Task statement - Exactly as written, retype the listing below, omitting the pictures.

Materials provided -
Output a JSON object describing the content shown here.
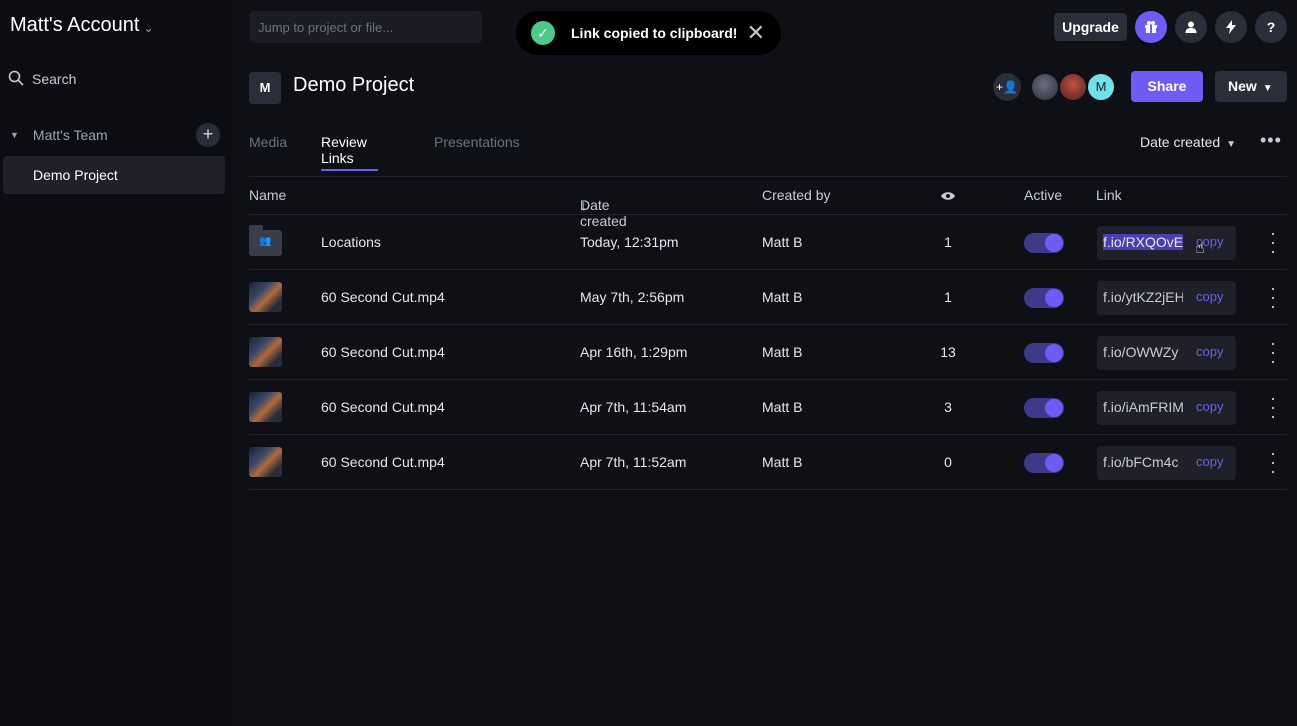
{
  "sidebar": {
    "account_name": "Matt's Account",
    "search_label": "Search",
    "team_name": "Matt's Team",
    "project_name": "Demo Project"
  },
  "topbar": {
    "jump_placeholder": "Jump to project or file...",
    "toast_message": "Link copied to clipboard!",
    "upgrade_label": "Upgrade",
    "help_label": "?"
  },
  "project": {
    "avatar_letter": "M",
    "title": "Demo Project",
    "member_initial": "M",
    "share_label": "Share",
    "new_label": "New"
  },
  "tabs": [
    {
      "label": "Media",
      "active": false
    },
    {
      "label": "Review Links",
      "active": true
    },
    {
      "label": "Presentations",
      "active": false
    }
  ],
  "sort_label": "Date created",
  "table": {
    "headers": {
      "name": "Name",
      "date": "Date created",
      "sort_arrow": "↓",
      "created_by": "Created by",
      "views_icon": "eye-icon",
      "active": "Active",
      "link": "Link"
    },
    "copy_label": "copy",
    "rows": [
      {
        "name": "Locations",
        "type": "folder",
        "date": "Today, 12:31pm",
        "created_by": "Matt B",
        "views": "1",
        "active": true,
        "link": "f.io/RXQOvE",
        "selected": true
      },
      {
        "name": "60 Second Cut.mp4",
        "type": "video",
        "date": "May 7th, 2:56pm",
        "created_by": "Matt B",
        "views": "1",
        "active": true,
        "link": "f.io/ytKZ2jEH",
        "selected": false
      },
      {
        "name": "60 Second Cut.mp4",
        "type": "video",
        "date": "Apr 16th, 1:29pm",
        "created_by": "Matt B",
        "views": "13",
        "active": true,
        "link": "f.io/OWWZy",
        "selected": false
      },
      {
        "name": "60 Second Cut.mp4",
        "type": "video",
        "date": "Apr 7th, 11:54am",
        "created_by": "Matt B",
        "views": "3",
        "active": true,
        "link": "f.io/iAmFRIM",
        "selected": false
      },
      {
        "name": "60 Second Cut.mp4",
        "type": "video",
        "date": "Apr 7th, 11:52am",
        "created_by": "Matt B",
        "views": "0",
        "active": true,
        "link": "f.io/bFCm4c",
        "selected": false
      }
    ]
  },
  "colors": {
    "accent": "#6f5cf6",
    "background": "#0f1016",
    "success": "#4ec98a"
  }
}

Right answer -
Output a JSON object describing the content shown here.
{
  "sidebar": {
    "account_name": "Matt's Account",
    "search_label": "Search",
    "team_name": "Matt's Team",
    "project_name": "Demo Project"
  },
  "topbar": {
    "jump_placeholder": "Jump to project or file...",
    "toast_message": "Link copied to clipboard!",
    "upgrade_label": "Upgrade",
    "help_label": "?"
  },
  "project": {
    "avatar_letter": "M",
    "title": "Demo Project",
    "member_initial": "M",
    "share_label": "Share",
    "new_label": "New"
  },
  "tabs": [
    {
      "label": "Media",
      "active": false
    },
    {
      "label": "Review Links",
      "active": true
    },
    {
      "label": "Presentations",
      "active": false
    }
  ],
  "sort_label": "Date created",
  "table": {
    "headers": {
      "name": "Name",
      "date": "Date created",
      "sort_arrow": "↓",
      "created_by": "Created by",
      "views_icon": "eye-icon",
      "active": "Active",
      "link": "Link"
    },
    "copy_label": "copy",
    "rows": [
      {
        "name": "Locations",
        "type": "folder",
        "date": "Today, 12:31pm",
        "created_by": "Matt B",
        "views": "1",
        "active": true,
        "link": "f.io/RXQOvE",
        "selected": true
      },
      {
        "name": "60 Second Cut.mp4",
        "type": "video",
        "date": "May 7th, 2:56pm",
        "created_by": "Matt B",
        "views": "1",
        "active": true,
        "link": "f.io/ytKZ2jEH",
        "selected": false
      },
      {
        "name": "60 Second Cut.mp4",
        "type": "video",
        "date": "Apr 16th, 1:29pm",
        "created_by": "Matt B",
        "views": "13",
        "active": true,
        "link": "f.io/OWWZy",
        "selected": false
      },
      {
        "name": "60 Second Cut.mp4",
        "type": "video",
        "date": "Apr 7th, 11:54am",
        "created_by": "Matt B",
        "views": "3",
        "active": true,
        "link": "f.io/iAmFRIM",
        "selected": false
      },
      {
        "name": "60 Second Cut.mp4",
        "type": "video",
        "date": "Apr 7th, 11:52am",
        "created_by": "Matt B",
        "views": "0",
        "active": true,
        "link": "f.io/bFCm4c",
        "selected": false
      }
    ]
  },
  "colors": {
    "accent": "#6f5cf6",
    "background": "#0f1016",
    "success": "#4ec98a"
  }
}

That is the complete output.